-- Start --
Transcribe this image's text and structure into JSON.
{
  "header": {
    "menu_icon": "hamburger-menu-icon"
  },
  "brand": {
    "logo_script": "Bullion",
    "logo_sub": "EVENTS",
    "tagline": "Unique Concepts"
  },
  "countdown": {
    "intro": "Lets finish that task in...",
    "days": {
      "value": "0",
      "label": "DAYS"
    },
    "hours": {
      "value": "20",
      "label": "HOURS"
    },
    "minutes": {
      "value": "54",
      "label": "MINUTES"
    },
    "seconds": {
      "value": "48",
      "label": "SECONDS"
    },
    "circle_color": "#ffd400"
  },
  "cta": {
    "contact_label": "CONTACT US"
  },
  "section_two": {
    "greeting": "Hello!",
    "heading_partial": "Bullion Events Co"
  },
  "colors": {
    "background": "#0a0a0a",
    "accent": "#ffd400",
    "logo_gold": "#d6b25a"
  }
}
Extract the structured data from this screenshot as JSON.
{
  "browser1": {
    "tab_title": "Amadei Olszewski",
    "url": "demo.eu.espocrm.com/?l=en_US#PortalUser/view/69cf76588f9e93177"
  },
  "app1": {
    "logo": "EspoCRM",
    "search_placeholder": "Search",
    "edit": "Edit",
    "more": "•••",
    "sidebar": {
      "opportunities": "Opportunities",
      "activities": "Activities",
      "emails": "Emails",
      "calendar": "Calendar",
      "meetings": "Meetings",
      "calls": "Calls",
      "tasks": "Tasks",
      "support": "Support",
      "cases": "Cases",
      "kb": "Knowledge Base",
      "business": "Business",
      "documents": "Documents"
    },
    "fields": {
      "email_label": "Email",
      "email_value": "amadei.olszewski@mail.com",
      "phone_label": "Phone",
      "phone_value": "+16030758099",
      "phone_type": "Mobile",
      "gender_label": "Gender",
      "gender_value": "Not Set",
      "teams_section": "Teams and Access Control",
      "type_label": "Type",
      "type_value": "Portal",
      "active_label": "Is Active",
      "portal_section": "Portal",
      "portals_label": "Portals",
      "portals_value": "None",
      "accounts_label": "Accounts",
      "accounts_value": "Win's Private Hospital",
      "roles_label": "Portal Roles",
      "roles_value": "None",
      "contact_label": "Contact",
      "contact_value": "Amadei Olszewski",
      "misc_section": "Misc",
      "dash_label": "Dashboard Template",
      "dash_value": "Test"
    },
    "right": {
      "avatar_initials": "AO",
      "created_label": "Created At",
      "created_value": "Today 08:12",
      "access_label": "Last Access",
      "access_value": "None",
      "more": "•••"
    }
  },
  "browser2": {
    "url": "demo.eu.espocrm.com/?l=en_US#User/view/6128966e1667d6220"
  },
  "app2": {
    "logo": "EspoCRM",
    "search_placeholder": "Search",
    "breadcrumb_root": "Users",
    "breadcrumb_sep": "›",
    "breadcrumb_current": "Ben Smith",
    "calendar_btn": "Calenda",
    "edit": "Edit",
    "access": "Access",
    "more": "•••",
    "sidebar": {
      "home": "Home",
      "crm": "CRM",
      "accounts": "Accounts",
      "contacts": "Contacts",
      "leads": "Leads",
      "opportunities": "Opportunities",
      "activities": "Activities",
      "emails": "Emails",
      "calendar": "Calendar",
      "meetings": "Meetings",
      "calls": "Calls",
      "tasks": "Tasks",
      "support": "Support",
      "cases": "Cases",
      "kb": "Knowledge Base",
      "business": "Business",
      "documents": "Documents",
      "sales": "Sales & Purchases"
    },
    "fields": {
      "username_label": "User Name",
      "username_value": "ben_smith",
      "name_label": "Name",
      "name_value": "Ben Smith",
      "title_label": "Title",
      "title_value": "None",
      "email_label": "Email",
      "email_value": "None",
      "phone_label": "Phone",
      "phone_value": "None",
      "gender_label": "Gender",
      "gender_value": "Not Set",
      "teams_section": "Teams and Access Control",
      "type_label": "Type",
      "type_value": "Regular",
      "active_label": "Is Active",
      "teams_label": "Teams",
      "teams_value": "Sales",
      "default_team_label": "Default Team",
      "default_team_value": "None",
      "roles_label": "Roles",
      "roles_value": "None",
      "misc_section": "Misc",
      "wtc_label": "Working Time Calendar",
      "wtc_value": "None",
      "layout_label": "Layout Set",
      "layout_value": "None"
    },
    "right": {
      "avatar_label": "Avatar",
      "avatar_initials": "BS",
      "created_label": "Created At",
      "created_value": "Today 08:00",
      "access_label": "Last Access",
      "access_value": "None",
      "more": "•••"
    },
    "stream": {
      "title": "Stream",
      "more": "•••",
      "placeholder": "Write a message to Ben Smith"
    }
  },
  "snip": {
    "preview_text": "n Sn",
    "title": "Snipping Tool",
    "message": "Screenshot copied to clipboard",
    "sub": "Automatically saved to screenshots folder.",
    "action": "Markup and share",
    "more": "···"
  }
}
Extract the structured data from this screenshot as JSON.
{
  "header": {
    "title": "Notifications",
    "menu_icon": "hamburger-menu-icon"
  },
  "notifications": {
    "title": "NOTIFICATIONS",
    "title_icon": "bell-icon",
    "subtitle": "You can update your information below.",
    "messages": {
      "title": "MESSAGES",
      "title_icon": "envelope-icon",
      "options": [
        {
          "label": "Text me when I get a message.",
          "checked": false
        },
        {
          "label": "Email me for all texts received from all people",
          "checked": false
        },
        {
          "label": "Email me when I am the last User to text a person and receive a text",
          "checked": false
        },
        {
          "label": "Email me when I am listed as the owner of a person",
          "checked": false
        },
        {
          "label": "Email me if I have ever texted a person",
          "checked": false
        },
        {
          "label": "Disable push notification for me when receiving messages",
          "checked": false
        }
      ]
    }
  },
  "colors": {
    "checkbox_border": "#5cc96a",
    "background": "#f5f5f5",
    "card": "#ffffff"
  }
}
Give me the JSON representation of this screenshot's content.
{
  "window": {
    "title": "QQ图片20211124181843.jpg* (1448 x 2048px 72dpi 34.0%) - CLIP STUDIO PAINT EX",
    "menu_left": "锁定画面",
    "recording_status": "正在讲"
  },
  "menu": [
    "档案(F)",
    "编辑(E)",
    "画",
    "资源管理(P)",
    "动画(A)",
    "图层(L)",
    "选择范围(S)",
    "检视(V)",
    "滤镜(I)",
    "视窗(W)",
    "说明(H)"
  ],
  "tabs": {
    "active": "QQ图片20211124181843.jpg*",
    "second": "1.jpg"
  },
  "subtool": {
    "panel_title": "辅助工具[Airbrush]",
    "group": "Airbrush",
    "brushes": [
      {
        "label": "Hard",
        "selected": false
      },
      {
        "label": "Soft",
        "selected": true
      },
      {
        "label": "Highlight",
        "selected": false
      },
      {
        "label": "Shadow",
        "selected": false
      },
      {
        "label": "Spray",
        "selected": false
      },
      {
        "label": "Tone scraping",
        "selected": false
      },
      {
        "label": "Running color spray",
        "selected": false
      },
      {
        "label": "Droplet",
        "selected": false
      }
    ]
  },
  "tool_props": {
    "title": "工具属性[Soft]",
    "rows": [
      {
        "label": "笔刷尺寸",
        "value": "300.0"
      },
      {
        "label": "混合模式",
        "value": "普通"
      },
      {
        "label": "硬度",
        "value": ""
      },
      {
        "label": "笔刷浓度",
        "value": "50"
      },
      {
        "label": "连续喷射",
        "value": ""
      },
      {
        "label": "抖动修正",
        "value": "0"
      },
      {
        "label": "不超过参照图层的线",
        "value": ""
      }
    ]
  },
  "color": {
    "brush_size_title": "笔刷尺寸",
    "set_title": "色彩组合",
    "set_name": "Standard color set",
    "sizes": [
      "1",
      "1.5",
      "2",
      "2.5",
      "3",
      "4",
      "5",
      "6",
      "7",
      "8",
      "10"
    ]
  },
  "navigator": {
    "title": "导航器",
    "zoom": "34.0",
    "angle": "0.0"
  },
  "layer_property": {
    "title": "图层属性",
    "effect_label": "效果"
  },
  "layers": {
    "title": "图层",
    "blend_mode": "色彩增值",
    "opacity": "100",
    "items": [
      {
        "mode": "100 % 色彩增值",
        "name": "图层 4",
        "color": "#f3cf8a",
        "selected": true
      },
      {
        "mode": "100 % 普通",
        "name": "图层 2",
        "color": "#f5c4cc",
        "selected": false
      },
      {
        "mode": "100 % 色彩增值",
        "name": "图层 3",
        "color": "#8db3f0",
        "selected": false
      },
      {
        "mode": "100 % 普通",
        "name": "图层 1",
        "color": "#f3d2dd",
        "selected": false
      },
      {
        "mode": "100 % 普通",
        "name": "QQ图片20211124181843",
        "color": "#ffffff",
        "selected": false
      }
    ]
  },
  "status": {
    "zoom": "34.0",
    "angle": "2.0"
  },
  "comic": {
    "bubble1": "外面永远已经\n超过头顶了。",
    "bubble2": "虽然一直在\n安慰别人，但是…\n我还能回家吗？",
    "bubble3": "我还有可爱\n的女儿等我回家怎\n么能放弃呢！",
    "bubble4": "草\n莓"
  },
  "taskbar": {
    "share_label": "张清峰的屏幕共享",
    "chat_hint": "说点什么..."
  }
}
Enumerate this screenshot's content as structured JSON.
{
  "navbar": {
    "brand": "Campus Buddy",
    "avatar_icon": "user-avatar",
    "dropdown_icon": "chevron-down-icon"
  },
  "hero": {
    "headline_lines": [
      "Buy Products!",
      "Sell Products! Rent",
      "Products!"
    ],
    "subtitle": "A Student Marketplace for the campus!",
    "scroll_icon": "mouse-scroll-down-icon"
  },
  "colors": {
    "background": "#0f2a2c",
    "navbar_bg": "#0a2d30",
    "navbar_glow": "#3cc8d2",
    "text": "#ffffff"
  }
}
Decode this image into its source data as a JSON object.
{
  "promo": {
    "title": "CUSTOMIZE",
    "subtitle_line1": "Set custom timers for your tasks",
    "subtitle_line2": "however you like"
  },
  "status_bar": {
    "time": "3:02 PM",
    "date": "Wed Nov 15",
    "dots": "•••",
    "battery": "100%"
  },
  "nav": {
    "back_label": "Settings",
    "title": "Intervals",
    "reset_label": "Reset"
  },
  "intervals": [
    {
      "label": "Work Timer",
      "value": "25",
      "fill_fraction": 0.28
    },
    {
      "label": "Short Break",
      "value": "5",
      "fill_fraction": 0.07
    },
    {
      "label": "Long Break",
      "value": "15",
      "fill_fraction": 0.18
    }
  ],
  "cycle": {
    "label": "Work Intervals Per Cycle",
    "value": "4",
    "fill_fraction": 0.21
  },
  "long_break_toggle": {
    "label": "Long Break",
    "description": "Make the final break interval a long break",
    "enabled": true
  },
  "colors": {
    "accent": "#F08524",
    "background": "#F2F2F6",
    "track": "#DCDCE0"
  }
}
-- End --
Using the material above, work out how many lines contain the string "None". Give that number alone.

→ **Answer for the task**
11